## Task to complete
Find each line containing the string "title" and return it.

[Figure dataset records]

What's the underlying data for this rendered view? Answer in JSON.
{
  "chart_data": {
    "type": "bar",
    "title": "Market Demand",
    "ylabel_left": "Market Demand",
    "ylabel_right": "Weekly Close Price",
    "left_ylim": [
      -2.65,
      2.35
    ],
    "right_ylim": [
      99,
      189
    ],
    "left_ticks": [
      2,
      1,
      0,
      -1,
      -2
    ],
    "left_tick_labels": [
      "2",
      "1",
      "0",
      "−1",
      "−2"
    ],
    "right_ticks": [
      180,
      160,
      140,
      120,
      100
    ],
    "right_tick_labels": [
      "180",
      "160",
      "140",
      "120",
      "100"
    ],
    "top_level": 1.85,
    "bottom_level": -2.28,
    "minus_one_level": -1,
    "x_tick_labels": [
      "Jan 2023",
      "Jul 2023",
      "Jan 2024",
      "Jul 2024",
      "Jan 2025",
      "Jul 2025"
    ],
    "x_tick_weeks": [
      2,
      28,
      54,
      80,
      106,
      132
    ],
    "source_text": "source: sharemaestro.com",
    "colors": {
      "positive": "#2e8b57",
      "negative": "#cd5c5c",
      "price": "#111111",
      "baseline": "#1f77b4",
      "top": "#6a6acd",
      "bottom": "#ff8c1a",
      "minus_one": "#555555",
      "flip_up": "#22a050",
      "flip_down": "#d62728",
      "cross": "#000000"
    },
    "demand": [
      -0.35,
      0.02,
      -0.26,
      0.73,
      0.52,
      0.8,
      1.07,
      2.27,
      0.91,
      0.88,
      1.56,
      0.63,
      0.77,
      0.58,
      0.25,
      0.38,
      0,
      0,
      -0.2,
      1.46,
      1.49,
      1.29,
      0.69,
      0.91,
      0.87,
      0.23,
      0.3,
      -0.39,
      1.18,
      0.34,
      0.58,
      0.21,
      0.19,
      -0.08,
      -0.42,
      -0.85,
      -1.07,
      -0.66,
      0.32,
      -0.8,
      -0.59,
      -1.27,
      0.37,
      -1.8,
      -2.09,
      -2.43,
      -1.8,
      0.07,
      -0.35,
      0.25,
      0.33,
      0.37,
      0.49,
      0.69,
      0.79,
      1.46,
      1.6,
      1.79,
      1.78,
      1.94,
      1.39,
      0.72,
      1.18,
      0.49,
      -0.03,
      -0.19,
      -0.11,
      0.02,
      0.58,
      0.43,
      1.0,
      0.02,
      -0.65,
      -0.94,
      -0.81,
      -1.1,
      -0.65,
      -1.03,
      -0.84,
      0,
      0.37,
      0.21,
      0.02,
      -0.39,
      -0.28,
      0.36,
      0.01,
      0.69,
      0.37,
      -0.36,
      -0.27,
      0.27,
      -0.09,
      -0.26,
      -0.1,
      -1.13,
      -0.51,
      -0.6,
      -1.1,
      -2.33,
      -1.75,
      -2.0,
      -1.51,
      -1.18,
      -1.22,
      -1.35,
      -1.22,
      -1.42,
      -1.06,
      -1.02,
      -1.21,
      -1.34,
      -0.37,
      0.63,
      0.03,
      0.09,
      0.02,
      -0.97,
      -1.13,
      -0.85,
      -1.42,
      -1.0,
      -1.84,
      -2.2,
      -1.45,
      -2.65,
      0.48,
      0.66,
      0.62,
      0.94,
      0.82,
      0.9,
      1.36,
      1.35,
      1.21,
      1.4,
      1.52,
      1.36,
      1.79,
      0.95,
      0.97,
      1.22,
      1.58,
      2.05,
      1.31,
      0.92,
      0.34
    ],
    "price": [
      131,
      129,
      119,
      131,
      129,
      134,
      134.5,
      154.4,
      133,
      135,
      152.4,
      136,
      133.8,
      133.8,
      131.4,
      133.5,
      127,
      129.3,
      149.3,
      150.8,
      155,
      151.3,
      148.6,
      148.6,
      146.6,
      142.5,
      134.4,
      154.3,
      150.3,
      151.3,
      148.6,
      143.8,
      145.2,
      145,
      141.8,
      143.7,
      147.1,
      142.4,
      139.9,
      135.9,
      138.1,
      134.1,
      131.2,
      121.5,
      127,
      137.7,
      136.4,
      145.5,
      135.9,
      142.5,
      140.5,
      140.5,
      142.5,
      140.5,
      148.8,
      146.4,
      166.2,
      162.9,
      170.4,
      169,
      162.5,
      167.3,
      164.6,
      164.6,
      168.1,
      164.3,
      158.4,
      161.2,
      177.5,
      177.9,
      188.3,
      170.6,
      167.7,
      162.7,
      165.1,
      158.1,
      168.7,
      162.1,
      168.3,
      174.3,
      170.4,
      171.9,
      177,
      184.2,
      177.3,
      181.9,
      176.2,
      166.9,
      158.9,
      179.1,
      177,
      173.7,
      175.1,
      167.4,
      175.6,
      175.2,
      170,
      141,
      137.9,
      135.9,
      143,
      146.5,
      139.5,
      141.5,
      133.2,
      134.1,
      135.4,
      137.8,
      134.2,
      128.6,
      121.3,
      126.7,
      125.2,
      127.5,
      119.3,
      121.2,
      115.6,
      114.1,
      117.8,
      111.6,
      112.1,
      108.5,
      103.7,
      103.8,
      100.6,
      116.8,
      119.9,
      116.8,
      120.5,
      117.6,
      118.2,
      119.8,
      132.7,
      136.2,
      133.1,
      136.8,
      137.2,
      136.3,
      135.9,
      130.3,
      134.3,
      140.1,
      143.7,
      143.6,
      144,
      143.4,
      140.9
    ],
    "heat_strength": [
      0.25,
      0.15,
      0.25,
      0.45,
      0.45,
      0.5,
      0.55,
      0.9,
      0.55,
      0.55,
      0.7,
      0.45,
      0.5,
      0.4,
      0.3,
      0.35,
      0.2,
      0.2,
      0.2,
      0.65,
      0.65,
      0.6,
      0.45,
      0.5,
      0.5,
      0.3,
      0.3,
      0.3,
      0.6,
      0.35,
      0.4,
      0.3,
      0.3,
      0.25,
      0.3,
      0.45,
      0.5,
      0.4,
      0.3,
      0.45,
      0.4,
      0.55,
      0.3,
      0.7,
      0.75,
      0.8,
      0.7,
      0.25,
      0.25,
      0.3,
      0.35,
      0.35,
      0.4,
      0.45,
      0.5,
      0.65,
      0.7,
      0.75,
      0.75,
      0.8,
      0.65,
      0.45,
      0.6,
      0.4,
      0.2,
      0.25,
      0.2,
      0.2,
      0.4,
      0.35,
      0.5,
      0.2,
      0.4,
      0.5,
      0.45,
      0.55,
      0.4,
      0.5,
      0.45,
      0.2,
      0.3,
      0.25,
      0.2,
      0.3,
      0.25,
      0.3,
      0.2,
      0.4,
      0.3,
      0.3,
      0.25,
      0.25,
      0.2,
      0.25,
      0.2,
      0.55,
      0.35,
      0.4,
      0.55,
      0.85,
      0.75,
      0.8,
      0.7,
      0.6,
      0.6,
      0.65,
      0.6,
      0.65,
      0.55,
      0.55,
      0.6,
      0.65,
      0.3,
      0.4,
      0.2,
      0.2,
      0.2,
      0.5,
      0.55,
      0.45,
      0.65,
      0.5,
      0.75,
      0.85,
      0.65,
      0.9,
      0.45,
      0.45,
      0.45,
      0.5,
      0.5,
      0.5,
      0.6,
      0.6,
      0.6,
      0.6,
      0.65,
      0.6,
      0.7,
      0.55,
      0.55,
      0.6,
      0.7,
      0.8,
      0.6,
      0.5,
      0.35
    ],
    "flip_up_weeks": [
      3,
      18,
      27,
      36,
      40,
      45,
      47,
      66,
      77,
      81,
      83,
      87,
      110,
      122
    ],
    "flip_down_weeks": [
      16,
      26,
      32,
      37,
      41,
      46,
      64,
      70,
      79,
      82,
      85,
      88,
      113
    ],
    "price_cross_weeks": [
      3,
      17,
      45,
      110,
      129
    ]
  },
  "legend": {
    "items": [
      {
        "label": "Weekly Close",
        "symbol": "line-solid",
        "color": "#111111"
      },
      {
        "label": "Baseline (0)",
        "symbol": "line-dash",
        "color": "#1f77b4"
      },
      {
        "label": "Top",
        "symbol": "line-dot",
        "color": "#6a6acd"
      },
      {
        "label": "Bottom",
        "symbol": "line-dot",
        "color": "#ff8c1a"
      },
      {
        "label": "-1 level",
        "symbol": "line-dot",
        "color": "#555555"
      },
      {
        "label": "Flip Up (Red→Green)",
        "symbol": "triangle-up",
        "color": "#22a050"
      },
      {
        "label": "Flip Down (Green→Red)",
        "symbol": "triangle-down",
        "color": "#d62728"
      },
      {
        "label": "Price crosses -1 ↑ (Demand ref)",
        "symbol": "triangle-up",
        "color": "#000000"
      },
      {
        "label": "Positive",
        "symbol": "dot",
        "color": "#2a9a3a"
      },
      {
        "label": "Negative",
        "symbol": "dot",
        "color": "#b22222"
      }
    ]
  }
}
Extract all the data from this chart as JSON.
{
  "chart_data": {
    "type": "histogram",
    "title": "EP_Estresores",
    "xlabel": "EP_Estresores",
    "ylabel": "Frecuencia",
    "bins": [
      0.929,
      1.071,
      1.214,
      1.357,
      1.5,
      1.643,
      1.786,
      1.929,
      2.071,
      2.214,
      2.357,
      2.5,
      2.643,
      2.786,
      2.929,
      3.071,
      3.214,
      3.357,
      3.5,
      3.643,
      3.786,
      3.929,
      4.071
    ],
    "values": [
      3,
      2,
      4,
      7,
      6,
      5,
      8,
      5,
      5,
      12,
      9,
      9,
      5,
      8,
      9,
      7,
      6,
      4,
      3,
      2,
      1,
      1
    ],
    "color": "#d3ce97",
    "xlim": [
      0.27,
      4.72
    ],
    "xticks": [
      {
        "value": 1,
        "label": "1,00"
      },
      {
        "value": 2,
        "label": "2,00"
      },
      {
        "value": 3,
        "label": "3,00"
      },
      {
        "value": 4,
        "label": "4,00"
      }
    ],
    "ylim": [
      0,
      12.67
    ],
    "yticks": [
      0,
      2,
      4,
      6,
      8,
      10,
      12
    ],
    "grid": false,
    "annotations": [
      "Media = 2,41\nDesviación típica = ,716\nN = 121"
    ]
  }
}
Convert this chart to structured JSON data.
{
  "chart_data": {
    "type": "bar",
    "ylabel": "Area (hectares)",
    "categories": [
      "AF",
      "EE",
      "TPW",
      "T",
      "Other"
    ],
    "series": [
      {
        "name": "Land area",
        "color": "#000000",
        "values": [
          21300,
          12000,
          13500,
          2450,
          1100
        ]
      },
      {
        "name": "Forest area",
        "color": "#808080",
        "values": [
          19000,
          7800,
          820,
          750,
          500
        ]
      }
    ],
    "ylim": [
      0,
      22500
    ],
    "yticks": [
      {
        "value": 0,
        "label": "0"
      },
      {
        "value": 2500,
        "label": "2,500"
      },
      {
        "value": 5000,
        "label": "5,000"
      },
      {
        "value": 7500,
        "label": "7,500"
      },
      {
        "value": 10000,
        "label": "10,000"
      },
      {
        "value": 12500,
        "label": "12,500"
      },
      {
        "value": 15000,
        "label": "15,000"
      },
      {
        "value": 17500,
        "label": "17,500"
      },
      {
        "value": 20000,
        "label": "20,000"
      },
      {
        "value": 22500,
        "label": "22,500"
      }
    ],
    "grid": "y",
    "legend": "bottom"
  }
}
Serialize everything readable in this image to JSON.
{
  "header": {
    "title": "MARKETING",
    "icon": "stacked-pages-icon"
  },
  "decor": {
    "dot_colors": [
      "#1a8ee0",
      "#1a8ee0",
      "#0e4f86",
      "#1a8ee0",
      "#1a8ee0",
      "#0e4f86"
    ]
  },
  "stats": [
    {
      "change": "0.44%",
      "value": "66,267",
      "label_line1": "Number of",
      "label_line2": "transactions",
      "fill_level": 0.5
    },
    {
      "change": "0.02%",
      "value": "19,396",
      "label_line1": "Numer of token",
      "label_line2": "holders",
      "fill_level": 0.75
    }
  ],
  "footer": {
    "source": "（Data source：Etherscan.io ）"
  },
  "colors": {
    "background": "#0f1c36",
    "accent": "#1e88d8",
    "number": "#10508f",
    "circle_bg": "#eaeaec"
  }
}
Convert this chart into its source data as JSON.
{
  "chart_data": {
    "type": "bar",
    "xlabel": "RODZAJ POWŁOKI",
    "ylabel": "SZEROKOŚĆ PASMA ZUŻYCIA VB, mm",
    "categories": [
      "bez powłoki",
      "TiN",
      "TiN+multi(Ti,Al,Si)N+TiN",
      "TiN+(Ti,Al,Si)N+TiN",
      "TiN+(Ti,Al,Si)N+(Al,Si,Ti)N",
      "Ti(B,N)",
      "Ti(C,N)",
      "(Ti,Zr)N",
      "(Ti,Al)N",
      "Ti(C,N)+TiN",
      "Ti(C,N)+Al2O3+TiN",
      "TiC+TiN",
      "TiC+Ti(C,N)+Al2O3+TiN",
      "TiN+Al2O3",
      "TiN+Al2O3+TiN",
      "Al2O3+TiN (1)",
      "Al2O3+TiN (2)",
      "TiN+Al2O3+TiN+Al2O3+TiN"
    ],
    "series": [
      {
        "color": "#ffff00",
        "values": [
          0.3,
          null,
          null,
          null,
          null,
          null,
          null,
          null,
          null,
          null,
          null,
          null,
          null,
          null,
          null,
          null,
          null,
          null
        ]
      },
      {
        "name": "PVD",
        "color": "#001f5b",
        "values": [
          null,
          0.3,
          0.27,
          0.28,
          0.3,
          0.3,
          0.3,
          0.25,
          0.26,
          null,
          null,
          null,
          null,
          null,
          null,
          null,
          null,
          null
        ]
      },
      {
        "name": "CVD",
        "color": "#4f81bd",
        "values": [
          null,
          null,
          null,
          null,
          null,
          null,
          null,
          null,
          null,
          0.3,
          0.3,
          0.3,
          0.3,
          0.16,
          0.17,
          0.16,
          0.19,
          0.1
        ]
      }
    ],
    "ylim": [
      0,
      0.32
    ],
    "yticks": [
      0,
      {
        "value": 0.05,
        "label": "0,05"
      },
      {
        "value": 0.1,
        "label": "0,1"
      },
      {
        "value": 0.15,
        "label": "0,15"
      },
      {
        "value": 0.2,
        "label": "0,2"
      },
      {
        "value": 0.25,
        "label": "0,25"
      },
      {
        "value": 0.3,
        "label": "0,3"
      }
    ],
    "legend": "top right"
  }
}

## Response to this exercise
    "title": "Market Demand",
    "title": "EP_Estresores",
    "title": "MARKETING",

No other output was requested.